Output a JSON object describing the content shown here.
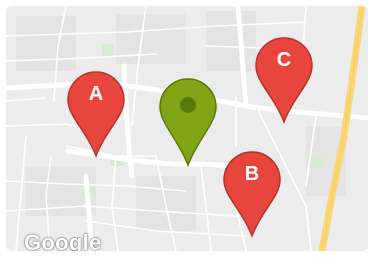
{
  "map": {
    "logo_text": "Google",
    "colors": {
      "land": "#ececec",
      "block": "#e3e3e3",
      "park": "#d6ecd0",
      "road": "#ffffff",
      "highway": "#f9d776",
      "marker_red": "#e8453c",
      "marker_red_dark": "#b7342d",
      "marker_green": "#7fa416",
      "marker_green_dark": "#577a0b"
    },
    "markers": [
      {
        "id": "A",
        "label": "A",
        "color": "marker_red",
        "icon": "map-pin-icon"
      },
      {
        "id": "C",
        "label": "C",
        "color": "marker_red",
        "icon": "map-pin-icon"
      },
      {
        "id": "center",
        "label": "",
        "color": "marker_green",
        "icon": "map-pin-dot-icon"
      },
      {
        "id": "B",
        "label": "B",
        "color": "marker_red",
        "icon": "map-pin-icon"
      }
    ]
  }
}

+ + + + +

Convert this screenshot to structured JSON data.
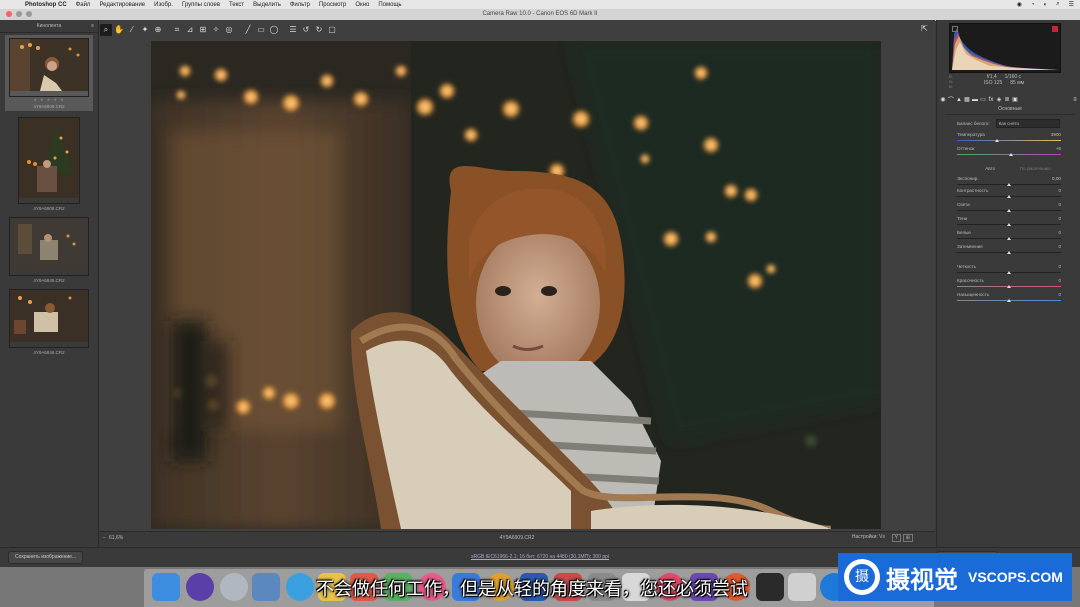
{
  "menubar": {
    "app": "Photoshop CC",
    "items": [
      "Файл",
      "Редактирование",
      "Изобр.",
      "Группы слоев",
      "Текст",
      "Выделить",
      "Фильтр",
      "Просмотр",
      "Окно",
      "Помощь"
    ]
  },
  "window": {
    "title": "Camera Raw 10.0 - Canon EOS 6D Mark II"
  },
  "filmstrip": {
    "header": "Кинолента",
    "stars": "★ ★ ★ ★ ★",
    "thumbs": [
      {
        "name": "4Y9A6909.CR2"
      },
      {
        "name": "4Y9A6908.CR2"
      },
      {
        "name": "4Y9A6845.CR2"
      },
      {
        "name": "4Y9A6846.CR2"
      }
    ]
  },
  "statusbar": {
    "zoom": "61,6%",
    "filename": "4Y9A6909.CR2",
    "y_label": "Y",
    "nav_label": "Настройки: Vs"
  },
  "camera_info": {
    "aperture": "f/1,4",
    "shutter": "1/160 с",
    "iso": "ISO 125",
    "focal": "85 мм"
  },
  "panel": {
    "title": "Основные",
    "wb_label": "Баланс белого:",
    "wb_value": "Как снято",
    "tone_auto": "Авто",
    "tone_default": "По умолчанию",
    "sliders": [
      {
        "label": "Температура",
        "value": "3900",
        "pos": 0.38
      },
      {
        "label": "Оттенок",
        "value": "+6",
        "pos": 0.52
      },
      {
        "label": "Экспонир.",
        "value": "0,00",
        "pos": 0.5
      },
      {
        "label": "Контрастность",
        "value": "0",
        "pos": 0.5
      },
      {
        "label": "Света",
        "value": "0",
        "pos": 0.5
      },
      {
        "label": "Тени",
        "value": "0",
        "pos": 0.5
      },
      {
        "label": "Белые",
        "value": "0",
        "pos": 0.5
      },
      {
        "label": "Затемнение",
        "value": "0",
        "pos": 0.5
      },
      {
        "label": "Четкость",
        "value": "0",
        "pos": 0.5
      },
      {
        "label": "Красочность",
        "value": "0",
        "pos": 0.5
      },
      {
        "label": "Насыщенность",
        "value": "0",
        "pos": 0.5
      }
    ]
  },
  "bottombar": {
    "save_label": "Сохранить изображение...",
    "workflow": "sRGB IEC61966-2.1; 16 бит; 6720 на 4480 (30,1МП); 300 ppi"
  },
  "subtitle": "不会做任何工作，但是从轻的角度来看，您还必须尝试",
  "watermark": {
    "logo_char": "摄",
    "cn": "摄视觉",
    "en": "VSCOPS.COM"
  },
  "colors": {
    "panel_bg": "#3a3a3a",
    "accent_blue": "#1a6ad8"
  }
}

+ + + + +

### Problem description
Filter the records above for "JSON" and copy every matching line.

### Solution for this exercise
Output a JSON object describing the content shown here.
Convert this screenshot to structured JSON data.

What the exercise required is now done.